Data items
☆ ☆ ☆ ☆

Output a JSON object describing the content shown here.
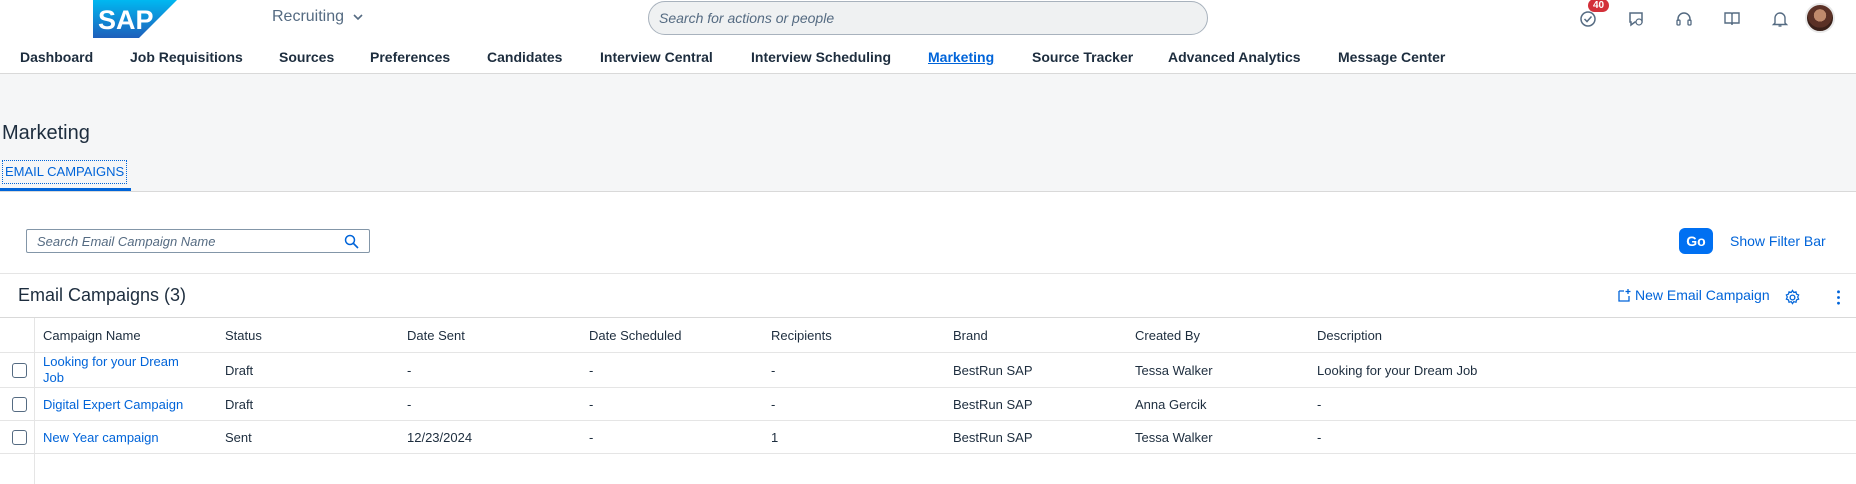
{
  "shell": {
    "logo_text": "SAP",
    "app_title": "Recruiting",
    "search_placeholder": "Search for actions or people",
    "notification_badge": "40",
    "icons": [
      "todo-check-icon",
      "chat-icon",
      "headset-icon",
      "book-icon",
      "bell-icon"
    ]
  },
  "nav": {
    "items": [
      {
        "label": "Dashboard"
      },
      {
        "label": "Job Requisitions"
      },
      {
        "label": "Sources"
      },
      {
        "label": "Preferences"
      },
      {
        "label": "Candidates"
      },
      {
        "label": "Interview Central"
      },
      {
        "label": "Interview Scheduling"
      },
      {
        "label": "Marketing"
      },
      {
        "label": "Source Tracker"
      },
      {
        "label": "Advanced Analytics"
      },
      {
        "label": "Message Center"
      }
    ],
    "active": "Marketing"
  },
  "page": {
    "title": "Marketing",
    "tab": "EMAIL CAMPAIGNS"
  },
  "filter": {
    "search_placeholder": "Search Email Campaign Name",
    "go_label": "Go",
    "show_filter_label": "Show Filter Bar"
  },
  "table": {
    "title": "Email Campaigns (3)",
    "new_label": "New Email Campaign",
    "columns": [
      "Campaign Name",
      "Status",
      "Date Sent",
      "Date Scheduled",
      "Recipients",
      "Brand",
      "Created By",
      "Description"
    ],
    "rows": [
      {
        "name_line1": "Looking for your Dream",
        "name_line2": "Job",
        "status": "Draft",
        "date_sent": "-",
        "date_scheduled": "-",
        "recipients": "-",
        "brand": "BestRun SAP",
        "created_by": "Tessa Walker",
        "description": "Looking for your Dream Job"
      },
      {
        "name_line1": "Digital Expert Campaign",
        "name_line2": "",
        "status": "Draft",
        "date_sent": "-",
        "date_scheduled": "-",
        "recipients": "-",
        "brand": "BestRun SAP",
        "created_by": "Anna Gercik",
        "description": "-"
      },
      {
        "name_line1": "New Year campaign",
        "name_line2": "",
        "status": "Sent",
        "date_sent": "12/23/2024",
        "date_scheduled": "-",
        "recipients": "1",
        "brand": "BestRun SAP",
        "created_by": "Tessa Walker",
        "description": "-"
      }
    ]
  },
  "colors": {
    "brand_blue": "#0070f2",
    "link_blue": "#0064d9",
    "badge_red": "#d3303a",
    "header_bg": "#f5f6f7"
  }
}
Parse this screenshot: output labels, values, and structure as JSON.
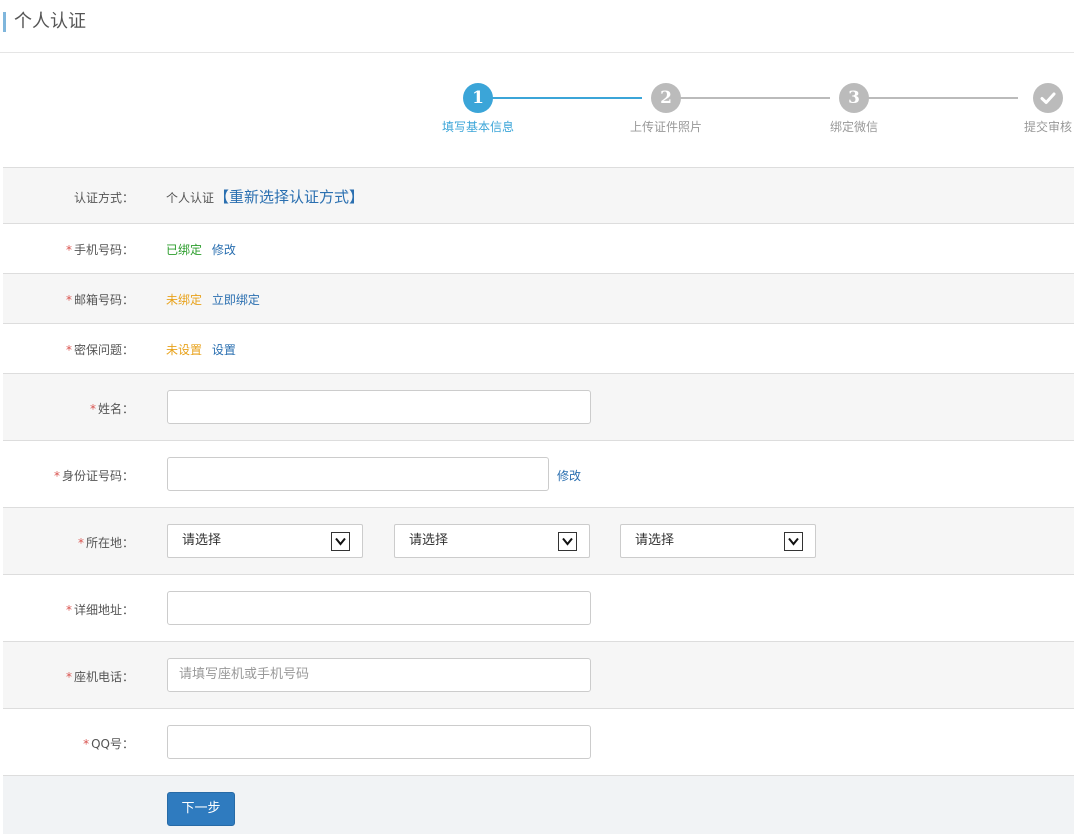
{
  "page": {
    "title": "个人认证"
  },
  "steps": [
    {
      "num": "1",
      "label": "填写基本信息",
      "state": "active"
    },
    {
      "num": "2",
      "label": "上传证件照片",
      "state": "pending"
    },
    {
      "num": "3",
      "label": "绑定微信",
      "state": "pending"
    },
    {
      "icon": "check-icon",
      "label": "提交审核",
      "state": "pending"
    }
  ],
  "form": {
    "auth_method": {
      "label": "认证方式：",
      "value": "个人认证",
      "link": "【重新选择认证方式】"
    },
    "phone": {
      "required": "*",
      "label": "手机号码：",
      "status": "已绑定",
      "link": "修改"
    },
    "email": {
      "required": "*",
      "label": "邮箱号码：",
      "status": "未绑定",
      "link": "立即绑定"
    },
    "security": {
      "required": "*",
      "label": "密保问题：",
      "status": "未设置",
      "link": "设置"
    },
    "name": {
      "required": "*",
      "label": "姓名：",
      "value": ""
    },
    "id_number": {
      "required": "*",
      "label": "身份证号码：",
      "value": "",
      "link": "修改"
    },
    "location": {
      "required": "*",
      "label": "所在地：",
      "selects": [
        "请选择",
        "请选择",
        "请选择"
      ]
    },
    "address": {
      "required": "*",
      "label": "详细地址：",
      "value": ""
    },
    "landline": {
      "required": "*",
      "label": "座机电话：",
      "placeholder": "请填写座机或手机号码"
    },
    "qq": {
      "required": "*",
      "label": "QQ号：",
      "value": ""
    }
  },
  "buttons": {
    "next": "下一步"
  },
  "colors": {
    "accent": "#3ba5d8",
    "link": "#2a6fb0",
    "bound": "#2b9d2b",
    "unbound": "#e8a21b",
    "required": "#d9534f",
    "button": "#2f7bbf"
  }
}
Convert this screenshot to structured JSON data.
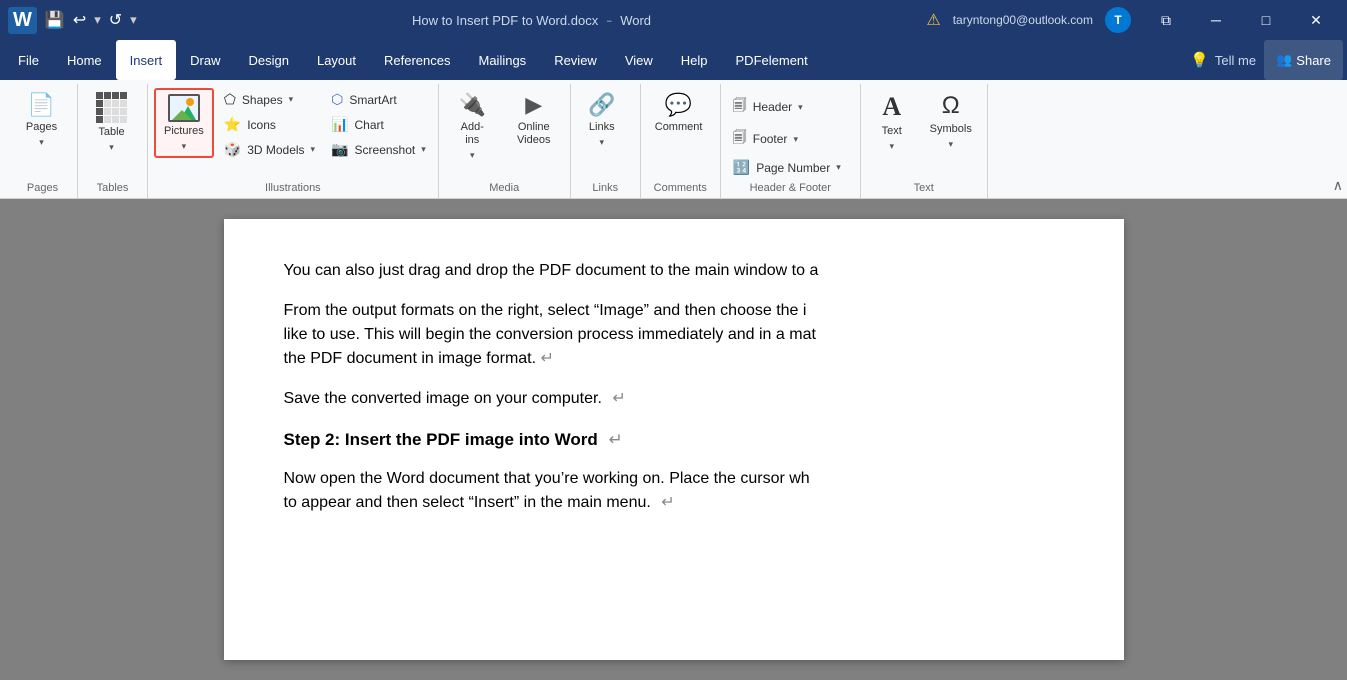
{
  "titlebar": {
    "document_name": "How to Insert PDF to Word.docx",
    "app_name": "Word",
    "separator": "-",
    "warning_icon": "⚠",
    "user_email": "taryntong00@outlook.com",
    "user_initial": "T",
    "save_icon": "💾",
    "undo_icon": "↩",
    "redo_icon": "↪",
    "customize_icon": "▼",
    "minimize_label": "─",
    "restore_label": "⧉",
    "close_label": "✕"
  },
  "menubar": {
    "items": [
      {
        "label": "File",
        "active": false
      },
      {
        "label": "Home",
        "active": false
      },
      {
        "label": "Insert",
        "active": true
      },
      {
        "label": "Draw",
        "active": false
      },
      {
        "label": "Design",
        "active": false
      },
      {
        "label": "Layout",
        "active": false
      },
      {
        "label": "References",
        "active": false
      },
      {
        "label": "Mailings",
        "active": false
      },
      {
        "label": "Review",
        "active": false
      },
      {
        "label": "View",
        "active": false
      },
      {
        "label": "Help",
        "active": false
      },
      {
        "label": "PDFelement",
        "active": false
      }
    ],
    "tell_me": "Tell me",
    "share": "Share"
  },
  "ribbon": {
    "groups": {
      "pages": {
        "label": "Pages",
        "buttons": [
          {
            "label": "Pages",
            "icon": "📄"
          }
        ]
      },
      "tables": {
        "label": "Tables",
        "buttons": [
          {
            "label": "Table",
            "icon": "⊞"
          }
        ]
      },
      "illustrations": {
        "label": "Illustrations",
        "pictures_label": "Pictures",
        "shapes_label": "Shapes",
        "icons_label": "Icons",
        "3d_models_label": "3D Models",
        "smartart_label": "SmartArt",
        "chart_label": "Chart",
        "screenshot_label": "Screenshot"
      },
      "media": {
        "label": "Media",
        "addins_label": "Add-\nins",
        "onlinevideos_label": "Online\nVideos"
      },
      "links": {
        "label": "Links",
        "links_label": "Links"
      },
      "comments": {
        "label": "Comments",
        "comment_label": "Comment"
      },
      "header_footer": {
        "label": "Header & Footer",
        "header_label": "Header",
        "footer_label": "Footer",
        "page_number_label": "Page Number"
      },
      "text": {
        "label": "Text",
        "text_label": "Text",
        "symbols_label": "Symbols"
      }
    }
  },
  "document": {
    "para1": "You can also just drag and drop the PDF document to the main window to a",
    "para2_line1": "From the output formats on the right, select “Image” and then choose the i",
    "para2_line2": "like to use. This will begin the conversion process immediately and in a mat",
    "para2_line3": "the PDF document in image format.",
    "para3": "Save the converted image on your computer.",
    "step2_heading": "Step 2: Insert the PDF image into Word",
    "para4_line1": "Now open the Word document that you’re working on. Place the cursor wh",
    "para4_line2": "to appear and then select “Insert” in the main menu.",
    "para_mark": "↵"
  }
}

☆ ☆ ☆ ☆

* _Challenge_: Quote the records above in full, dropping each picture.

* _Response for this exercise_:
Output a JSON object describing the content shown here.
{
  "shell": {
    "logo_text": "SAP",
    "app_title": "Recruiting",
    "search_placeholder": "Search for actions or people",
    "notification_badge": "40",
    "icons": [
      "todo-check-icon",
      "chat-icon",
      "headset-icon",
      "book-icon",
      "bell-icon"
    ]
  },
  "nav": {
    "items": [
      {
        "label": "Dashboard"
      },
      {
        "label": "Job Requisitions"
      },
      {
        "label": "Sources"
      },
      {
        "label": "Preferences"
      },
      {
        "label": "Candidates"
      },
      {
        "label": "Interview Central"
      },
      {
        "label": "Interview Scheduling"
      },
      {
        "label": "Marketing"
      },
      {
        "label": "Source Tracker"
      },
      {
        "label": "Advanced Analytics"
      },
      {
        "label": "Message Center"
      }
    ],
    "active": "Marketing"
  },
  "page": {
    "title": "Marketing",
    "tab": "EMAIL CAMPAIGNS"
  },
  "filter": {
    "search_placeholder": "Search Email Campaign Name",
    "go_label": "Go",
    "show_filter_label": "Show Filter Bar"
  },
  "table": {
    "title": "Email Campaigns (3)",
    "new_label": "New Email Campaign",
    "columns": [
      "Campaign Name",
      "Status",
      "Date Sent",
      "Date Scheduled",
      "Recipients",
      "Brand",
      "Created By",
      "Description"
    ],
    "rows": [
      {
        "name_line1": "Looking for your Dream",
        "name_line2": "Job",
        "status": "Draft",
        "date_sent": "-",
        "date_scheduled": "-",
        "recipients": "-",
        "brand": "BestRun SAP",
        "created_by": "Tessa Walker",
        "description": "Looking for your Dream Job"
      },
      {
        "name_line1": "Digital Expert Campaign",
        "name_line2": "",
        "status": "Draft",
        "date_sent": "-",
        "date_scheduled": "-",
        "recipients": "-",
        "brand": "BestRun SAP",
        "created_by": "Anna Gercik",
        "description": "-"
      },
      {
        "name_line1": "New Year campaign",
        "name_line2": "",
        "status": "Sent",
        "date_sent": "12/23/2024",
        "date_scheduled": "-",
        "recipients": "1",
        "brand": "BestRun SAP",
        "created_by": "Tessa Walker",
        "description": "-"
      }
    ]
  },
  "colors": {
    "brand_blue": "#0070f2",
    "link_blue": "#0064d9",
    "badge_red": "#d3303a",
    "header_bg": "#f5f6f7"
  }
}
Parse this screenshot: output labels, values, and structure as JSON.
{
  "page": {
    "title": "个人认证"
  },
  "steps": [
    {
      "num": "1",
      "label": "填写基本信息",
      "state": "active"
    },
    {
      "num": "2",
      "label": "上传证件照片",
      "state": "pending"
    },
    {
      "num": "3",
      "label": "绑定微信",
      "state": "pending"
    },
    {
      "icon": "check-icon",
      "label": "提交审核",
      "state": "pending"
    }
  ],
  "form": {
    "auth_method": {
      "label": "认证方式：",
      "value": "个人认证",
      "link": "【重新选择认证方式】"
    },
    "phone": {
      "required": "*",
      "label": "手机号码：",
      "status": "已绑定",
      "link": "修改"
    },
    "email": {
      "required": "*",
      "label": "邮箱号码：",
      "status": "未绑定",
      "link": "立即绑定"
    },
    "security": {
      "required": "*",
      "label": "密保问题：",
      "status": "未设置",
      "link": "设置"
    },
    "name": {
      "required": "*",
      "label": "姓名：",
      "value": ""
    },
    "id_number": {
      "required": "*",
      "label": "身份证号码：",
      "value": "",
      "link": "修改"
    },
    "location": {
      "required": "*",
      "label": "所在地：",
      "selects": [
        "请选择",
        "请选择",
        "请选择"
      ]
    },
    "address": {
      "required": "*",
      "label": "详细地址：",
      "value": ""
    },
    "landline": {
      "required": "*",
      "label": "座机电话：",
      "placeholder": "请填写座机或手机号码"
    },
    "qq": {
      "required": "*",
      "label": "QQ号：",
      "value": ""
    }
  },
  "buttons": {
    "next": "下一步"
  },
  "colors": {
    "accent": "#3ba5d8",
    "link": "#2a6fb0",
    "bound": "#2b9d2b",
    "unbound": "#e8a21b",
    "required": "#d9534f",
    "button": "#2f7bbf"
  }
}
Convert this screenshot to structured JSON data.
{
  "titlebar": {
    "document_name": "How to Insert PDF to Word.docx",
    "app_name": "Word",
    "separator": "-",
    "warning_icon": "⚠",
    "user_email": "taryntong00@outlook.com",
    "user_initial": "T",
    "save_icon": "💾",
    "undo_icon": "↩",
    "redo_icon": "↪",
    "customize_icon": "▼",
    "minimize_label": "─",
    "restore_label": "⧉",
    "close_label": "✕"
  },
  "menubar": {
    "items": [
      {
        "label": "File",
        "active": false
      },
      {
        "label": "Home",
        "active": false
      },
      {
        "label": "Insert",
        "active": true
      },
      {
        "label": "Draw",
        "active": false
      },
      {
        "label": "Design",
        "active": false
      },
      {
        "label": "Layout",
        "active": false
      },
      {
        "label": "References",
        "active": false
      },
      {
        "label": "Mailings",
        "active": false
      },
      {
        "label": "Review",
        "active": false
      },
      {
        "label": "View",
        "active": false
      },
      {
        "label": "Help",
        "active": false
      },
      {
        "label": "PDFelement",
        "active": false
      }
    ],
    "tell_me": "Tell me",
    "share": "Share"
  },
  "ribbon": {
    "groups": {
      "pages": {
        "label": "Pages",
        "buttons": [
          {
            "label": "Pages",
            "icon": "📄"
          }
        ]
      },
      "tables": {
        "label": "Tables",
        "buttons": [
          {
            "label": "Table",
            "icon": "⊞"
          }
        ]
      },
      "illustrations": {
        "label": "Illustrations",
        "pictures_label": "Pictures",
        "shapes_label": "Shapes",
        "icons_label": "Icons",
        "3d_models_label": "3D Models",
        "smartart_label": "SmartArt",
        "chart_label": "Chart",
        "screenshot_label": "Screenshot"
      },
      "media": {
        "label": "Media",
        "addins_label": "Add-\nins",
        "onlinevideos_label": "Online\nVideos"
      },
      "links": {
        "label": "Links",
        "links_label": "Links"
      },
      "comments": {
        "label": "Comments",
        "comment_label": "Comment"
      },
      "header_footer": {
        "label": "Header & Footer",
        "header_label": "Header",
        "footer_label": "Footer",
        "page_number_label": "Page Number"
      },
      "text": {
        "label": "Text",
        "text_label": "Text",
        "symbols_label": "Symbols"
      }
    }
  },
  "document": {
    "para1": "You can also just drag and drop the PDF document to the main window to a",
    "para2_line1": "From the output formats on the right, select “Image” and then choose the i",
    "para2_line2": "like to use. This will begin the conversion process immediately and in a mat",
    "para2_line3": "the PDF document in image format.",
    "para3": "Save the converted image on your computer.",
    "step2_heading": "Step 2: Insert the PDF image into Word",
    "para4_line1": "Now open the Word document that you’re working on. Place the cursor wh",
    "para4_line2": "to appear and then select “Insert” in the main menu.",
    "para_mark": "↵"
  }
}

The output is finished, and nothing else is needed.